= Exercise objective =
Below is a block of records; repeat each one exactly.

= Data lines =
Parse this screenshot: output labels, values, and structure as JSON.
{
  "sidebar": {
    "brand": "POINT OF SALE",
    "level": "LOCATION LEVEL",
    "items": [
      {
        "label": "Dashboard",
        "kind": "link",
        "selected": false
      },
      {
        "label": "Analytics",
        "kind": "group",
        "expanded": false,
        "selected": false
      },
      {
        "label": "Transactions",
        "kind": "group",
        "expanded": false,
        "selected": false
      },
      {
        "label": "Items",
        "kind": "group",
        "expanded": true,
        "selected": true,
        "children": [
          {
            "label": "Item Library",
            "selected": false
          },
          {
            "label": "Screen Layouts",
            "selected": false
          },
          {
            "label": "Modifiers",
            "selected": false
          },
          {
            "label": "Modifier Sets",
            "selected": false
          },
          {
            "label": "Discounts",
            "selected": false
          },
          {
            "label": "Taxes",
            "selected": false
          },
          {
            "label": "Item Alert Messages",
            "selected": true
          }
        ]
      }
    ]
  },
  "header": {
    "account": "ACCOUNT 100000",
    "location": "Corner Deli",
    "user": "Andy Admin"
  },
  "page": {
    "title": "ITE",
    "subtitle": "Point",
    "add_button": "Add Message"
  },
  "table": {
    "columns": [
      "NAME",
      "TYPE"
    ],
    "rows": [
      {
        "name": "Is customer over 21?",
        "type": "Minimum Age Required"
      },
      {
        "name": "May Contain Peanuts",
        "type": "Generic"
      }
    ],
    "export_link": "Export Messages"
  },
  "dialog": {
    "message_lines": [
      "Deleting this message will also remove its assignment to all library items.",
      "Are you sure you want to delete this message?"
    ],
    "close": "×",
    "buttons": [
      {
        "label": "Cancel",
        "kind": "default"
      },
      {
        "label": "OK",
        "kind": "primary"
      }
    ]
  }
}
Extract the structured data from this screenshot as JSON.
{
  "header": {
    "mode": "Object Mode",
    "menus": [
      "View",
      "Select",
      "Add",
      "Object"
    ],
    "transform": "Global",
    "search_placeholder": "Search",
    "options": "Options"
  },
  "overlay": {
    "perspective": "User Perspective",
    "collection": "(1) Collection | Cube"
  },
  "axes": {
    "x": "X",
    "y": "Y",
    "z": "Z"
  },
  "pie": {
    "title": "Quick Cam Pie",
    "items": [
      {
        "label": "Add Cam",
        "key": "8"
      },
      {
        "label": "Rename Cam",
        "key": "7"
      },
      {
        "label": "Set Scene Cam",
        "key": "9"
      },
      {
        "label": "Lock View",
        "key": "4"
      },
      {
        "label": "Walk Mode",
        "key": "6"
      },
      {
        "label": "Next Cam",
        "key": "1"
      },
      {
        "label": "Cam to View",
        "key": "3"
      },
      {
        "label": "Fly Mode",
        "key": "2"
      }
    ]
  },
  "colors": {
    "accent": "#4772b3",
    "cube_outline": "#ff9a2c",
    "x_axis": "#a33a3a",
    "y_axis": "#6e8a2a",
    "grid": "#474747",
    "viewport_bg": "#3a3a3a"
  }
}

= Solved problem =
Parse this screenshot: output labels, values, and structure as JSON.
{
  "sidebar": {
    "brand": "POINT OF SALE",
    "level": "LOCATION LEVEL",
    "items": [
      {
        "label": "Dashboard",
        "kind": "link",
        "selected": false
      },
      {
        "label": "Analytics",
        "kind": "group",
        "expanded": false,
        "selected": false
      },
      {
        "label": "Transactions",
        "kind": "group",
        "expanded": false,
        "selected": false
      },
      {
        "label": "Items",
        "kind": "group",
        "expanded": true,
        "selected": true,
        "children": [
          {
            "label": "Item Library",
            "selected": false
          },
          {
            "label": "Screen Layouts",
            "selected": false
          },
          {
            "label": "Modifiers",
            "selected": false
          },
          {
            "label": "Modifier Sets",
            "selected": false
          },
          {
            "label": "Discounts",
            "selected": false
          },
          {
            "label": "Taxes",
            "selected": false
          },
          {
            "label": "Item Alert Messages",
            "selected": true
          }
        ]
      }
    ]
  },
  "header": {
    "account": "ACCOUNT 100000",
    "location": "Corner Deli",
    "user": "Andy Admin"
  },
  "page": {
    "title": "ITE",
    "subtitle": "Point",
    "add_button": "Add Message"
  },
  "table": {
    "columns": [
      "NAME",
      "TYPE"
    ],
    "rows": [
      {
        "name": "Is customer over 21?",
        "type": "Minimum Age Required"
      },
      {
        "name": "May Contain Peanuts",
        "type": "Generic"
      }
    ],
    "export_link": "Export Messages"
  },
  "dialog": {
    "message_lines": [
      "Deleting this message will also remove its assignment to all library items.",
      "Are you sure you want to delete this message?"
    ],
    "close": "×",
    "buttons": [
      {
        "label": "Cancel",
        "kind": "default"
      },
      {
        "label": "OK",
        "kind": "primary"
      }
    ]
  }
}
Extract the structured data from this screenshot as JSON.
{
  "header": {
    "mode": "Object Mode",
    "menus": [
      "View",
      "Select",
      "Add",
      "Object"
    ],
    "transform": "Global",
    "search_placeholder": "Search",
    "options": "Options"
  },
  "overlay": {
    "perspective": "User Perspective",
    "collection": "(1) Collection | Cube"
  },
  "axes": {
    "x": "X",
    "y": "Y",
    "z": "Z"
  },
  "pie": {
    "title": "Quick Cam Pie",
    "items": [
      {
        "label": "Add Cam",
        "key": "8"
      },
      {
        "label": "Rename Cam",
        "key": "7"
      },
      {
        "label": "Set Scene Cam",
        "key": "9"
      },
      {
        "label": "Lock View",
        "key": "4"
      },
      {
        "label": "Walk Mode",
        "key": "6"
      },
      {
        "label": "Next Cam",
        "key": "1"
      },
      {
        "label": "Cam to View",
        "key": "3"
      },
      {
        "label": "Fly Mode",
        "key": "2"
      }
    ]
  },
  "colors": {
    "accent": "#4772b3",
    "cube_outline": "#ff9a2c",
    "x_axis": "#a33a3a",
    "y_axis": "#6e8a2a",
    "grid": "#474747",
    "viewport_bg": "#3a3a3a"
  }
}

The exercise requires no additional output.